• [Provided information]
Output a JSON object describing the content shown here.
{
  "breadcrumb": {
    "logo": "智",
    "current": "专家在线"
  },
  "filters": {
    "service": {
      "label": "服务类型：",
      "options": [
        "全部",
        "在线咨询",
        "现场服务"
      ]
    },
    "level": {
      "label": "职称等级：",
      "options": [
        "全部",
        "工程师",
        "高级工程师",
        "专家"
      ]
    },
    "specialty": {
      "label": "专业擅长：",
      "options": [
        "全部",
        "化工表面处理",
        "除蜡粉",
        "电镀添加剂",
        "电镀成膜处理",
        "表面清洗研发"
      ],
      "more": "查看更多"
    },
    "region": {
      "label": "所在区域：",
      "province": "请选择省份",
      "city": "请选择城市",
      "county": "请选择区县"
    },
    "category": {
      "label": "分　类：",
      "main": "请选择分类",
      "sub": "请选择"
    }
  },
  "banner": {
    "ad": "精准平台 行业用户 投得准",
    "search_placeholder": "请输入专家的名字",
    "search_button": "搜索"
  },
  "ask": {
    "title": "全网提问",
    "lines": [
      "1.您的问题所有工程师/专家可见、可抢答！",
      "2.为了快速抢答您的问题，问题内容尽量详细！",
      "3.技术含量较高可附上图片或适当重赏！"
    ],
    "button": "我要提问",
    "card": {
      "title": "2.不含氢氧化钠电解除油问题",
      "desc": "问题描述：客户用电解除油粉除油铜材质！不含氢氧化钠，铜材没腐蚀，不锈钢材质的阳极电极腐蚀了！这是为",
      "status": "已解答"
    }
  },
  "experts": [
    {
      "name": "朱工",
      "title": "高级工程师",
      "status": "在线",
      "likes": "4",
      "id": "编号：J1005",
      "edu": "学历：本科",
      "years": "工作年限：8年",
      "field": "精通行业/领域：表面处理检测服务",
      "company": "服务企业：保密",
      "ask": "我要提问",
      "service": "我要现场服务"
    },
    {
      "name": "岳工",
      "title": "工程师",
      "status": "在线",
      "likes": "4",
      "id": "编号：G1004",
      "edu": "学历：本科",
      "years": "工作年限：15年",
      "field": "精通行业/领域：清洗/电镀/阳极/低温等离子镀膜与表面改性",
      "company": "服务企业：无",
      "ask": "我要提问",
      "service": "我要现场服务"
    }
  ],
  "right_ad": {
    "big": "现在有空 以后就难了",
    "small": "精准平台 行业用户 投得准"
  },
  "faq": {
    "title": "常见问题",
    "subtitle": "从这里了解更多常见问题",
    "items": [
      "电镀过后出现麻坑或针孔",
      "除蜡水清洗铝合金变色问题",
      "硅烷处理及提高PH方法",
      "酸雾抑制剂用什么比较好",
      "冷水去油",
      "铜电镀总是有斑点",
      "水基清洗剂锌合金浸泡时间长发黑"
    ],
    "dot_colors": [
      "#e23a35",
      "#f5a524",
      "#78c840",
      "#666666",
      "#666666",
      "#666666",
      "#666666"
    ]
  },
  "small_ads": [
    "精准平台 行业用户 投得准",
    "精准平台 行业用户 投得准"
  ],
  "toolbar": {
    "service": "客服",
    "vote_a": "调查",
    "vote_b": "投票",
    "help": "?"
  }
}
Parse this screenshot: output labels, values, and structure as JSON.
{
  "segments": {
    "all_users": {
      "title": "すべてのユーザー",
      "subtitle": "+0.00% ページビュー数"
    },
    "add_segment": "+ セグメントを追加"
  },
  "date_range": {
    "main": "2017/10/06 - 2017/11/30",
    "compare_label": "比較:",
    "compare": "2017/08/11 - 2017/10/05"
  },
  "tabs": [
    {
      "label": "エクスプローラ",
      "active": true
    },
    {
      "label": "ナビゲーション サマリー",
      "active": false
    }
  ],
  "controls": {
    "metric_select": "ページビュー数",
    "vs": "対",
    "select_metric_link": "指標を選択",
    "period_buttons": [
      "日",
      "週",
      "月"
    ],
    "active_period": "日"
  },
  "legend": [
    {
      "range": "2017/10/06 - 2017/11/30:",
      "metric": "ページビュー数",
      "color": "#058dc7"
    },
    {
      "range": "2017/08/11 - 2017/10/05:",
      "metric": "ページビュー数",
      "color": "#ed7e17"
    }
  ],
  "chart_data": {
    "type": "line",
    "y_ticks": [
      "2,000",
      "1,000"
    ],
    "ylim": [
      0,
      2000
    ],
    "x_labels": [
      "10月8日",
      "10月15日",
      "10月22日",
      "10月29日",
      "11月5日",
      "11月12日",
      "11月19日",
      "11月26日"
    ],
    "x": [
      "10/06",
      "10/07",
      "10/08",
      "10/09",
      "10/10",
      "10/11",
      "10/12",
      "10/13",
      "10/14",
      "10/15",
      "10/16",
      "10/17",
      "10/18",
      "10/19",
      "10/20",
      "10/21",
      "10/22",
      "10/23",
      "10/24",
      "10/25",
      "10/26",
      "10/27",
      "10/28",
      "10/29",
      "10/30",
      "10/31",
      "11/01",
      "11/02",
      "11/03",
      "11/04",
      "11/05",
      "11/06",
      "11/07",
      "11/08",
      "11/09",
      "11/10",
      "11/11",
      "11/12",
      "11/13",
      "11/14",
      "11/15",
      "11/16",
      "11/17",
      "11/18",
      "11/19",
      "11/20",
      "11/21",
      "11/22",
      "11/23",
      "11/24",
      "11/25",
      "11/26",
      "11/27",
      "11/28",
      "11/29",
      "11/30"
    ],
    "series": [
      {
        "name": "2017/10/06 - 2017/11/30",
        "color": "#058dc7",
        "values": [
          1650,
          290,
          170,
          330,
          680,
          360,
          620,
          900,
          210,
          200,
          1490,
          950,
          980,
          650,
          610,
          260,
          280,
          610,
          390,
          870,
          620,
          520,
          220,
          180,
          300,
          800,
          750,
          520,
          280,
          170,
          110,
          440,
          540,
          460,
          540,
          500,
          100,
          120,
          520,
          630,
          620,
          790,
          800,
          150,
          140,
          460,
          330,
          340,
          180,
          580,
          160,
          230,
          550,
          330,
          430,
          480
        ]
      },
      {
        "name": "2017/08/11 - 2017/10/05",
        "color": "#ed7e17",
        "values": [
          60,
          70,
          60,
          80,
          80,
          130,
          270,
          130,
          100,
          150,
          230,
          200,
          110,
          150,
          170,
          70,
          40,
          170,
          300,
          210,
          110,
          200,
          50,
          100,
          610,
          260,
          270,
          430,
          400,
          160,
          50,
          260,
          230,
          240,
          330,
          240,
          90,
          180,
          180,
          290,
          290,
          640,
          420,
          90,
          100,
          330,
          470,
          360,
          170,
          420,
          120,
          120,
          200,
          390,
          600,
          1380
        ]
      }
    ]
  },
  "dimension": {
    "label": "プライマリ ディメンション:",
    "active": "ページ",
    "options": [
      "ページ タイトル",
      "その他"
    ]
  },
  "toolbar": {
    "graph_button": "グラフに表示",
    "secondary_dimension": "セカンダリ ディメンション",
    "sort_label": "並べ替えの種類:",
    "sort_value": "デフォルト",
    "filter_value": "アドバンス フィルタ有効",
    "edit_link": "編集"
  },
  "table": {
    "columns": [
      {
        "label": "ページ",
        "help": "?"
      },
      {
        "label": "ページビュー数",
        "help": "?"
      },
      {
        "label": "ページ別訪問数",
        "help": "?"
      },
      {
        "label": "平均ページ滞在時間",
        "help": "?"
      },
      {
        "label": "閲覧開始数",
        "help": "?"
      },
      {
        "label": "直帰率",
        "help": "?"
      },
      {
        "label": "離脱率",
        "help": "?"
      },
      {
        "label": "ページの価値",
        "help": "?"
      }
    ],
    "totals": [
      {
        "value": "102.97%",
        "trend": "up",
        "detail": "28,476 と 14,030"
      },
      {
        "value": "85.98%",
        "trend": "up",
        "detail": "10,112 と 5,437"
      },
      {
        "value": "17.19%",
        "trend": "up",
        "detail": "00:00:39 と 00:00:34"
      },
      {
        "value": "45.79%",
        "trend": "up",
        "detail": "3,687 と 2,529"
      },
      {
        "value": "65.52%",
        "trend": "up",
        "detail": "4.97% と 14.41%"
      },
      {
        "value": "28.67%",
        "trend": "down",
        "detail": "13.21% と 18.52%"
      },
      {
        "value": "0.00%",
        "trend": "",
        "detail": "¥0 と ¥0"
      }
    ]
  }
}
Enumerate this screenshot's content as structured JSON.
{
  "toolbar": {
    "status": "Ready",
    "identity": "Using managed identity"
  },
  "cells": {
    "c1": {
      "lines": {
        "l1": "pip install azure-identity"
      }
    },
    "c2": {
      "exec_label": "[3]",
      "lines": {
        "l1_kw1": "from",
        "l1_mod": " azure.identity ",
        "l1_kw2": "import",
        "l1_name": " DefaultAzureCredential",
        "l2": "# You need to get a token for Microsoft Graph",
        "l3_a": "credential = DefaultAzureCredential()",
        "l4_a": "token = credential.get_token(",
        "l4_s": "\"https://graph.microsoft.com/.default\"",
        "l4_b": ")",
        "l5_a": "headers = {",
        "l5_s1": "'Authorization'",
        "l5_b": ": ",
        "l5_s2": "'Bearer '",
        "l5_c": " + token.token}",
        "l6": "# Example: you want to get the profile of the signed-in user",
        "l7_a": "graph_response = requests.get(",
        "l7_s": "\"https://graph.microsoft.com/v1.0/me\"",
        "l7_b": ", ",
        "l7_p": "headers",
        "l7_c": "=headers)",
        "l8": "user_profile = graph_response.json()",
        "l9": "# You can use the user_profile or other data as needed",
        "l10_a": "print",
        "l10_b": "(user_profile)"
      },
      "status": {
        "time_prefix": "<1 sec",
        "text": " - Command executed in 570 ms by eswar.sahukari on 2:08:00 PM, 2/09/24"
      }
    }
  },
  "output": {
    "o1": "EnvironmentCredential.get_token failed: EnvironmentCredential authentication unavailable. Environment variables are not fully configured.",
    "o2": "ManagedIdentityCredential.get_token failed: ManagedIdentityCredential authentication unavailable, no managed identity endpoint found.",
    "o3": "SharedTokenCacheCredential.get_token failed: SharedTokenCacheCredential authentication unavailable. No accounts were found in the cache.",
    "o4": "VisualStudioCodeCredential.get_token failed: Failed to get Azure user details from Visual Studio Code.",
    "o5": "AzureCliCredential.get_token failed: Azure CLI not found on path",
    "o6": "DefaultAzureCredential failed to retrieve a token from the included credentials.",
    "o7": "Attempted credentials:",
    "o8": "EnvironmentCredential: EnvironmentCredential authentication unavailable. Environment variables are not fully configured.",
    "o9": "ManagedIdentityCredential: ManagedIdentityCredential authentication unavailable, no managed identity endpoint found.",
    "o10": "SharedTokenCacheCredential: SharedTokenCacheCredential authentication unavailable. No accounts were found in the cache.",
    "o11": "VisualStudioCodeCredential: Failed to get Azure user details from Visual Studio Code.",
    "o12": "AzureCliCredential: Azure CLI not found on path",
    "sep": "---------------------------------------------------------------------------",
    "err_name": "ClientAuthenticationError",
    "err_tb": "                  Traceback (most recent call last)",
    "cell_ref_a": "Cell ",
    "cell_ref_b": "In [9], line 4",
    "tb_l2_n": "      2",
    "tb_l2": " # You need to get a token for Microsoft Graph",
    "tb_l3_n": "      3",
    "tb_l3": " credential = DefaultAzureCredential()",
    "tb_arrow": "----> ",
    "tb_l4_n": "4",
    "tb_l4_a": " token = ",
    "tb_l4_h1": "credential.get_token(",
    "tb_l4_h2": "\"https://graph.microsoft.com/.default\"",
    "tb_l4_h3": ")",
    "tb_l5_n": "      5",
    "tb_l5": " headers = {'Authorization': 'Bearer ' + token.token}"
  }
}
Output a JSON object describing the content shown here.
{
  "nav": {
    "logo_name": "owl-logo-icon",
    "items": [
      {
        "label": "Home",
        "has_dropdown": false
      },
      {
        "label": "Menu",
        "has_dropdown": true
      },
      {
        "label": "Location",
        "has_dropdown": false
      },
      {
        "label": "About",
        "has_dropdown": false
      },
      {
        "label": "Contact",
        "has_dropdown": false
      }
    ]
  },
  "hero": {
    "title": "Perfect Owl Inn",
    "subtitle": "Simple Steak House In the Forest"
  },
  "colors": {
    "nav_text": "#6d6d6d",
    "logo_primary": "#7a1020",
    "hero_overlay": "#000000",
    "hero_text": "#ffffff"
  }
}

• [Requirement]
Return all lines containing "ディメンション".

• [Complete answer]
    "label": "プライマリ ディメンション:",
    "secondary_dimension": "セカンダリ ディメンション",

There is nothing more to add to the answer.